(Figure collection entries)
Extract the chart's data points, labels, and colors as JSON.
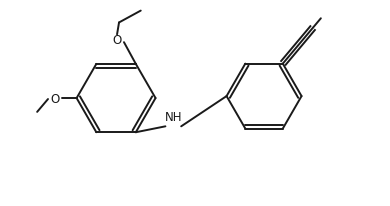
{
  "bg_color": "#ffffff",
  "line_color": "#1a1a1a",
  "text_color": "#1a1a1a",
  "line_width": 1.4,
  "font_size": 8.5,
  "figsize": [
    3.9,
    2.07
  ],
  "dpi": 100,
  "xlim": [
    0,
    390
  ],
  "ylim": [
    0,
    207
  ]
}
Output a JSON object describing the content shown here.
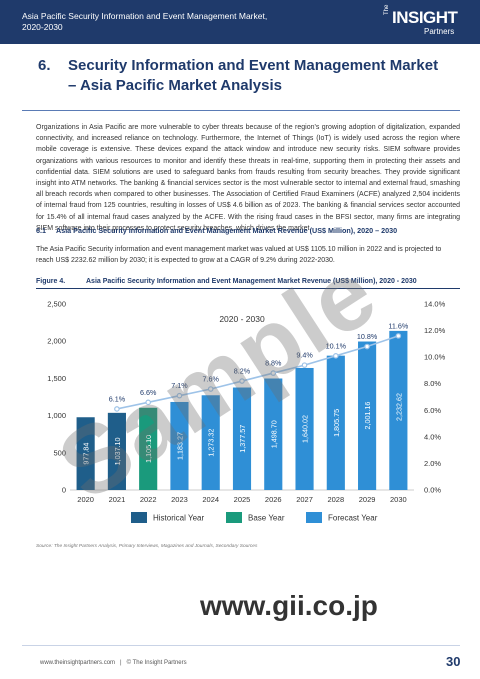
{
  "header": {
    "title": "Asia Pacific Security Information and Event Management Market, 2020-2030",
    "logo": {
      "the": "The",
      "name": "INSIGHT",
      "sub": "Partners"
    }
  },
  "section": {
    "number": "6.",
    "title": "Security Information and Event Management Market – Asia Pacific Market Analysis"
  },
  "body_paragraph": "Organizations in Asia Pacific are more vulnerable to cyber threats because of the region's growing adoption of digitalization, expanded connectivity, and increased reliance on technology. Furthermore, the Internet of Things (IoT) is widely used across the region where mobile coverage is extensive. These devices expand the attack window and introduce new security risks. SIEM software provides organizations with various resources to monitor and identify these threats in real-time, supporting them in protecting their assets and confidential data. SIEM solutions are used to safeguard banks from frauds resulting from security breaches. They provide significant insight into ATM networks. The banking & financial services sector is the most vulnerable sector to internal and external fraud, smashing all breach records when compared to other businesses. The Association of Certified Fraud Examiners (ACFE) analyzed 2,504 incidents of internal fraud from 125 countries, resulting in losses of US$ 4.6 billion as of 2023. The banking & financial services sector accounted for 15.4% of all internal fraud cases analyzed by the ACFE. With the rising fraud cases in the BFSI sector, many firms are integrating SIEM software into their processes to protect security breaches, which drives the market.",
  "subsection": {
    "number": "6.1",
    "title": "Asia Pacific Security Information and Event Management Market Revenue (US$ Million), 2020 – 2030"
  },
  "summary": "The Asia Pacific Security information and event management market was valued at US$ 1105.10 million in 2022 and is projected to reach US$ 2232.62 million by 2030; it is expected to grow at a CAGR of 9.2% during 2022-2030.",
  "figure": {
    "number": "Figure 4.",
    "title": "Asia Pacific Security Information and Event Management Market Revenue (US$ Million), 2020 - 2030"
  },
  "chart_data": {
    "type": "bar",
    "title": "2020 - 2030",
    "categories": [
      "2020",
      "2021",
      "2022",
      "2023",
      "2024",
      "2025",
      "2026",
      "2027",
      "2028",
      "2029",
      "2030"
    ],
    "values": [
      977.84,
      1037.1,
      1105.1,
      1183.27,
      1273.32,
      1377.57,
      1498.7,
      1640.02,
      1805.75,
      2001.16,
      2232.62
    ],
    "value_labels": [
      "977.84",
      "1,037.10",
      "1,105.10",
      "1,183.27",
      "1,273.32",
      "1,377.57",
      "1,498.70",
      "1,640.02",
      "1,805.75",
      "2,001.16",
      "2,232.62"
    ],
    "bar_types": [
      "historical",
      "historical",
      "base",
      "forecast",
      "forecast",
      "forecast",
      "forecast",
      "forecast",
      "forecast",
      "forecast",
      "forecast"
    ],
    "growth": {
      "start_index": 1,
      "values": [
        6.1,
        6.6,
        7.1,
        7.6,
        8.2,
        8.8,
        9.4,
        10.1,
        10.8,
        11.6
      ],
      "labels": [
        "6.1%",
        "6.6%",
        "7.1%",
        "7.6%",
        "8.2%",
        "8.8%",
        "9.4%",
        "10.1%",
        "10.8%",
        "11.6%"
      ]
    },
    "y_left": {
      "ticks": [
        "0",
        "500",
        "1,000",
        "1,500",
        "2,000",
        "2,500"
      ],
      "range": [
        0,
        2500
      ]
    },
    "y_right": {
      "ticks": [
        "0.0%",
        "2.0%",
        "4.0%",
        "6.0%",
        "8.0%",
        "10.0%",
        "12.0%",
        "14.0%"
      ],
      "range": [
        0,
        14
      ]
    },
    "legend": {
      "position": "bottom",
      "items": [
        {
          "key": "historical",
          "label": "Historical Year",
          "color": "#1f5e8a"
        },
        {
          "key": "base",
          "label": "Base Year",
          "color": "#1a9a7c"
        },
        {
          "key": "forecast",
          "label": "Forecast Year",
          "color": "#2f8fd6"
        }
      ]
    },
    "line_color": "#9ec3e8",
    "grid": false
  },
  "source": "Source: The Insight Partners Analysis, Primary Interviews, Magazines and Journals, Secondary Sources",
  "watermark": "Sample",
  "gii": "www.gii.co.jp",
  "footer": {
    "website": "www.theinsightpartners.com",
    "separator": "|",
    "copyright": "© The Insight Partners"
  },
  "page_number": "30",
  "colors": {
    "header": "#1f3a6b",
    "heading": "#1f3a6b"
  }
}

TASK REQUIREMENTS — Your task is to transcribe all of the records precisely, with no images included.

THE RESPONSE —
Extract the chart's data points, labels, and colors as JSON.
{
  "bg_color": "#ffffff",
  "line_color": "#1a1a1a",
  "text_color": "#1a1a1a",
  "line_width": 1.4,
  "font_size": 8.5,
  "figsize": [
    3.9,
    2.07
  ],
  "dpi": 100,
  "xlim": [
    0,
    390
  ],
  "ylim": [
    0,
    207
  ]
}
Output a JSON object describing the content shown here.
{
  "header": {
    "title": "Asia Pacific Security Information and Event Management Market, 2020-2030",
    "logo": {
      "the": "The",
      "name": "INSIGHT",
      "sub": "Partners"
    }
  },
  "section": {
    "number": "6.",
    "title": "Security Information and Event Management Market – Asia Pacific Market Analysis"
  },
  "body_paragraph": "Organizations in Asia Pacific are more vulnerable to cyber threats because of the region's growing adoption of digitalization, expanded connectivity, and increased reliance on technology. Furthermore, the Internet of Things (IoT) is widely used across the region where mobile coverage is extensive. These devices expand the attack window and introduce new security risks. SIEM software provides organizations with various resources to monitor and identify these threats in real-time, supporting them in protecting their assets and confidential data. SIEM solutions are used to safeguard banks from frauds resulting from security breaches. They provide significant insight into ATM networks. The banking & financial services sector is the most vulnerable sector to internal and external fraud, smashing all breach records when compared to other businesses. The Association of Certified Fraud Examiners (ACFE) analyzed 2,504 incidents of internal fraud from 125 countries, resulting in losses of US$ 4.6 billion as of 2023. The banking & financial services sector accounted for 15.4% of all internal fraud cases analyzed by the ACFE. With the rising fraud cases in the BFSI sector, many firms are integrating SIEM software into their processes to protect security breaches, which drives the market.",
  "subsection": {
    "number": "6.1",
    "title": "Asia Pacific Security Information and Event Management Market Revenue (US$ Million), 2020 – 2030"
  },
  "summary": "The Asia Pacific Security information and event management market was valued at US$ 1105.10 million in 2022 and is projected to reach US$ 2232.62 million by 2030; it is expected to grow at a CAGR of 9.2% during 2022-2030.",
  "figure": {
    "number": "Figure 4.",
    "title": "Asia Pacific Security Information and Event Management Market Revenue (US$ Million), 2020 - 2030"
  },
  "chart_data": {
    "type": "bar",
    "title": "2020 - 2030",
    "categories": [
      "2020",
      "2021",
      "2022",
      "2023",
      "2024",
      "2025",
      "2026",
      "2027",
      "2028",
      "2029",
      "2030"
    ],
    "values": [
      977.84,
      1037.1,
      1105.1,
      1183.27,
      1273.32,
      1377.57,
      1498.7,
      1640.02,
      1805.75,
      2001.16,
      2232.62
    ],
    "value_labels": [
      "977.84",
      "1,037.10",
      "1,105.10",
      "1,183.27",
      "1,273.32",
      "1,377.57",
      "1,498.70",
      "1,640.02",
      "1,805.75",
      "2,001.16",
      "2,232.62"
    ],
    "bar_types": [
      "historical",
      "historical",
      "base",
      "forecast",
      "forecast",
      "forecast",
      "forecast",
      "forecast",
      "forecast",
      "forecast",
      "forecast"
    ],
    "growth": {
      "start_index": 1,
      "values": [
        6.1,
        6.6,
        7.1,
        7.6,
        8.2,
        8.8,
        9.4,
        10.1,
        10.8,
        11.6
      ],
      "labels": [
        "6.1%",
        "6.6%",
        "7.1%",
        "7.6%",
        "8.2%",
        "8.8%",
        "9.4%",
        "10.1%",
        "10.8%",
        "11.6%"
      ]
    },
    "y_left": {
      "ticks": [
        "0",
        "500",
        "1,000",
        "1,500",
        "2,000",
        "2,500"
      ],
      "range": [
        0,
        2500
      ]
    },
    "y_right": {
      "ticks": [
        "0.0%",
        "2.0%",
        "4.0%",
        "6.0%",
        "8.0%",
        "10.0%",
        "12.0%",
        "14.0%"
      ],
      "range": [
        0,
        14
      ]
    },
    "legend": {
      "position": "bottom",
      "items": [
        {
          "key": "historical",
          "label": "Historical Year",
          "color": "#1f5e8a"
        },
        {
          "key": "base",
          "label": "Base Year",
          "color": "#1a9a7c"
        },
        {
          "key": "forecast",
          "label": "Forecast Year",
          "color": "#2f8fd6"
        }
      ]
    },
    "line_color": "#9ec3e8",
    "grid": false
  },
  "source": "Source: The Insight Partners Analysis, Primary Interviews, Magazines and Journals, Secondary Sources",
  "watermark": "Sample",
  "gii": "www.gii.co.jp",
  "footer": {
    "website": "www.theinsightpartners.com",
    "separator": "|",
    "copyright": "© The Insight Partners"
  },
  "page_number": "30",
  "colors": {
    "header": "#1f3a6b",
    "heading": "#1f3a6b"
  }
}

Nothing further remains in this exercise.